-- start of EXCERPTED DATA --

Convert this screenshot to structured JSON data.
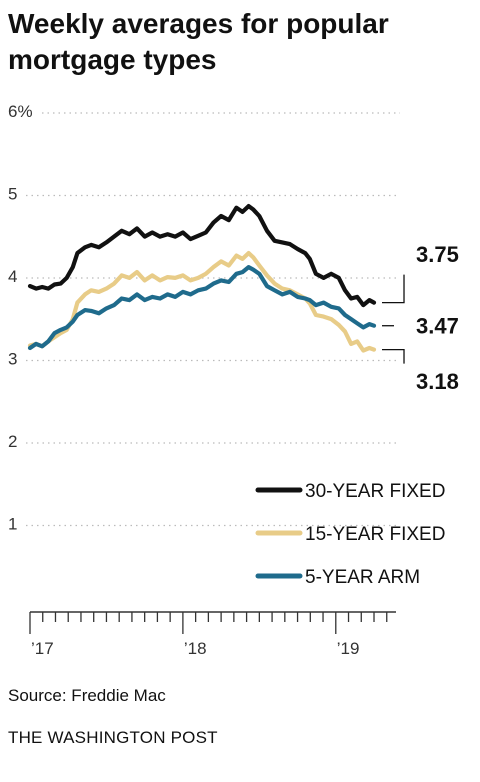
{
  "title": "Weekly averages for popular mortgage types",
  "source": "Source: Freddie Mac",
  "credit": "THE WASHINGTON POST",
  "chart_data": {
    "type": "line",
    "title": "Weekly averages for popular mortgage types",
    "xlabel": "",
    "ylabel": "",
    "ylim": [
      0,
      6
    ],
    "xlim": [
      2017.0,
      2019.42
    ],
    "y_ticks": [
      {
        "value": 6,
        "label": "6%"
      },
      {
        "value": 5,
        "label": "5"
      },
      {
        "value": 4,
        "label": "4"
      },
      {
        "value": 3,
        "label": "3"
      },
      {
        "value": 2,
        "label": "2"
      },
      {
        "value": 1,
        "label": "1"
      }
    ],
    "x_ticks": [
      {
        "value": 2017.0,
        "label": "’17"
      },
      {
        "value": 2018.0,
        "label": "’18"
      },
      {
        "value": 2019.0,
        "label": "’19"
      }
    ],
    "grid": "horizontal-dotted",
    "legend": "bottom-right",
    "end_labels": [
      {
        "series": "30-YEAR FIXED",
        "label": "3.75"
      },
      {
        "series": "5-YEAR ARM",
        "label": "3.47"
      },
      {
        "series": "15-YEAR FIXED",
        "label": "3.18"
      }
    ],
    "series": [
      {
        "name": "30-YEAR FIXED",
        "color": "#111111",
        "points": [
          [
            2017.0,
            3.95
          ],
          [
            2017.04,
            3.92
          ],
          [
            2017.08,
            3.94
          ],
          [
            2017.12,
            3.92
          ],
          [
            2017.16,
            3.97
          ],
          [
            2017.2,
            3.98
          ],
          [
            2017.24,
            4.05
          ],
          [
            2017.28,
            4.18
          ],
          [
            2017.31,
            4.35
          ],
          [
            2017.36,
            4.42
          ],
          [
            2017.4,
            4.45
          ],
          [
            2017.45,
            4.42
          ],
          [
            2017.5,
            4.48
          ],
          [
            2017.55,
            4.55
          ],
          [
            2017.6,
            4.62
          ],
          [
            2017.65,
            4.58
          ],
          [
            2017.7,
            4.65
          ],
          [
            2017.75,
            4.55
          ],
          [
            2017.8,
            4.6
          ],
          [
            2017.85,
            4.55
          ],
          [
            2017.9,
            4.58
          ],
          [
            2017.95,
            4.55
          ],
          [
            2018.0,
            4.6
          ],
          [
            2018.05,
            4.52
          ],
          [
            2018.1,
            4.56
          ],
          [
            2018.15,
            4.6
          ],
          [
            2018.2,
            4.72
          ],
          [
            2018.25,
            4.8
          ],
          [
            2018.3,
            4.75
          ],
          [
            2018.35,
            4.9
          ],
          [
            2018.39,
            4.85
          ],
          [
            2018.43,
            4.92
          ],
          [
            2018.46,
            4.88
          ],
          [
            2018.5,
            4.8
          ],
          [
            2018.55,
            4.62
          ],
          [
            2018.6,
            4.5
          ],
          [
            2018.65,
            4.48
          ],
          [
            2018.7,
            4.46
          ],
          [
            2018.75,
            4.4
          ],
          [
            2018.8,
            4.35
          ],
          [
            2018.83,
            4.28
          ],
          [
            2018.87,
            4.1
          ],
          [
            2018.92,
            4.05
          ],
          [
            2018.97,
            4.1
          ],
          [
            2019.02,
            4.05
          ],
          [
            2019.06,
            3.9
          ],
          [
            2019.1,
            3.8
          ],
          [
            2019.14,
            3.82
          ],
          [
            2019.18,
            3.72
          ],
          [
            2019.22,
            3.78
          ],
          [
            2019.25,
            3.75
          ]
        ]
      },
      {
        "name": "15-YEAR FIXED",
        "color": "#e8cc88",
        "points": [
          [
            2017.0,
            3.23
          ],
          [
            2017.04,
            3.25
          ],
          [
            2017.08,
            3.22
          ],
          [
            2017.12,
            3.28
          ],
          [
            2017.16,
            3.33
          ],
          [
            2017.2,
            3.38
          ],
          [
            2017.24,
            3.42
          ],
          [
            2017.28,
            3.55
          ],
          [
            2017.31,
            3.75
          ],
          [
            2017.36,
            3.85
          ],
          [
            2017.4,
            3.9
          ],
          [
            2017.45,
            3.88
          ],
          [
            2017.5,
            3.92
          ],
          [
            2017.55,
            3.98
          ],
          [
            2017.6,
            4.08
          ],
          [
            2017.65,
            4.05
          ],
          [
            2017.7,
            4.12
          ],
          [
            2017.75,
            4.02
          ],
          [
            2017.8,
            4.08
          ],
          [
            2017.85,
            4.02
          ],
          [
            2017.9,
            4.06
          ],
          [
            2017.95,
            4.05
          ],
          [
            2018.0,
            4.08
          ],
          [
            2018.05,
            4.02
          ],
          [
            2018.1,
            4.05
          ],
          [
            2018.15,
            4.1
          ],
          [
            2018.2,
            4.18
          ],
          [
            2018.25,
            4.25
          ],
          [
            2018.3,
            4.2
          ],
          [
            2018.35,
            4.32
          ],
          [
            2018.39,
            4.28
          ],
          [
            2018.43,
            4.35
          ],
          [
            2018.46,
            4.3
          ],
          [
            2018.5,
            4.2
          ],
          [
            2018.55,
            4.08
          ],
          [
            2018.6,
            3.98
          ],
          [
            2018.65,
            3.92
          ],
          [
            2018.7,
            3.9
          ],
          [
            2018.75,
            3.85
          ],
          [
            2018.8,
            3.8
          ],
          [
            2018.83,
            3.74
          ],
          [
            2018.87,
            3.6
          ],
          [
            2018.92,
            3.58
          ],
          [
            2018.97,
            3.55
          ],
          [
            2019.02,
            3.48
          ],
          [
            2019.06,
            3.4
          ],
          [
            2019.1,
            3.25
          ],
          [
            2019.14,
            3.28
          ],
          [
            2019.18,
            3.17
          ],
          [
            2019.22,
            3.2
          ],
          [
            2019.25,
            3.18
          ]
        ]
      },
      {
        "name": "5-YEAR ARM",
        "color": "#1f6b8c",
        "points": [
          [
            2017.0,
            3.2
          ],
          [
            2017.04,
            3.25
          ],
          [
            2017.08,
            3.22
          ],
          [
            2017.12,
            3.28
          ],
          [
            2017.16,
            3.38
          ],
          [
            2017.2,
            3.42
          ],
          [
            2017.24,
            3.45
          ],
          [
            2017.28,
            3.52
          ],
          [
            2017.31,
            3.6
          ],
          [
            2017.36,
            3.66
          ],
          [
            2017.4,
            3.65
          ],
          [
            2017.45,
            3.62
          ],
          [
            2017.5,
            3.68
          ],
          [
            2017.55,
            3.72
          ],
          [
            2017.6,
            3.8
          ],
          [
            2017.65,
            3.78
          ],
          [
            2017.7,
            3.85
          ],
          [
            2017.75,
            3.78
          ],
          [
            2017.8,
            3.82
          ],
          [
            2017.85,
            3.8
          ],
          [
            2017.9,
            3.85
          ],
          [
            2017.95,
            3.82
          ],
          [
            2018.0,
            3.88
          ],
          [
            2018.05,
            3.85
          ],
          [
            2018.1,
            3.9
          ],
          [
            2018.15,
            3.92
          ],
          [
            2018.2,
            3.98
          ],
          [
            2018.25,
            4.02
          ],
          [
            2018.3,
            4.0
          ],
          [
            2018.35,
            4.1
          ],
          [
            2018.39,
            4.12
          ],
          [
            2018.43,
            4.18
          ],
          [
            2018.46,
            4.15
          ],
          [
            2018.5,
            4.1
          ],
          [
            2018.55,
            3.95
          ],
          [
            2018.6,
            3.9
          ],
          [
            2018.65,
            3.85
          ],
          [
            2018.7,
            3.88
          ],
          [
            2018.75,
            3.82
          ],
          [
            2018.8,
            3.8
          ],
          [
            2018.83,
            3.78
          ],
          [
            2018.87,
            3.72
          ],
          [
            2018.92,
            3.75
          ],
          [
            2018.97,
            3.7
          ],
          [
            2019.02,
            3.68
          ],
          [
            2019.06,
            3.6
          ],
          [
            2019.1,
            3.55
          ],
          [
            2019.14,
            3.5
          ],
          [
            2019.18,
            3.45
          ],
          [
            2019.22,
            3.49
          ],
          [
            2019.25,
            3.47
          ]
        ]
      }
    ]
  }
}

-- end of EXCERPTED DATA --

● STATED GOAL:
Write out every line of the listing that holds the word "YEAR".

● RESPONSE:
        "series": "30-YEAR FIXED",
        "series": "5-YEAR ARM",
        "series": "15-YEAR FIXED",
        "name": "30-YEAR FIXED",
        "name": "15-YEAR FIXED",
        "name": "5-YEAR ARM",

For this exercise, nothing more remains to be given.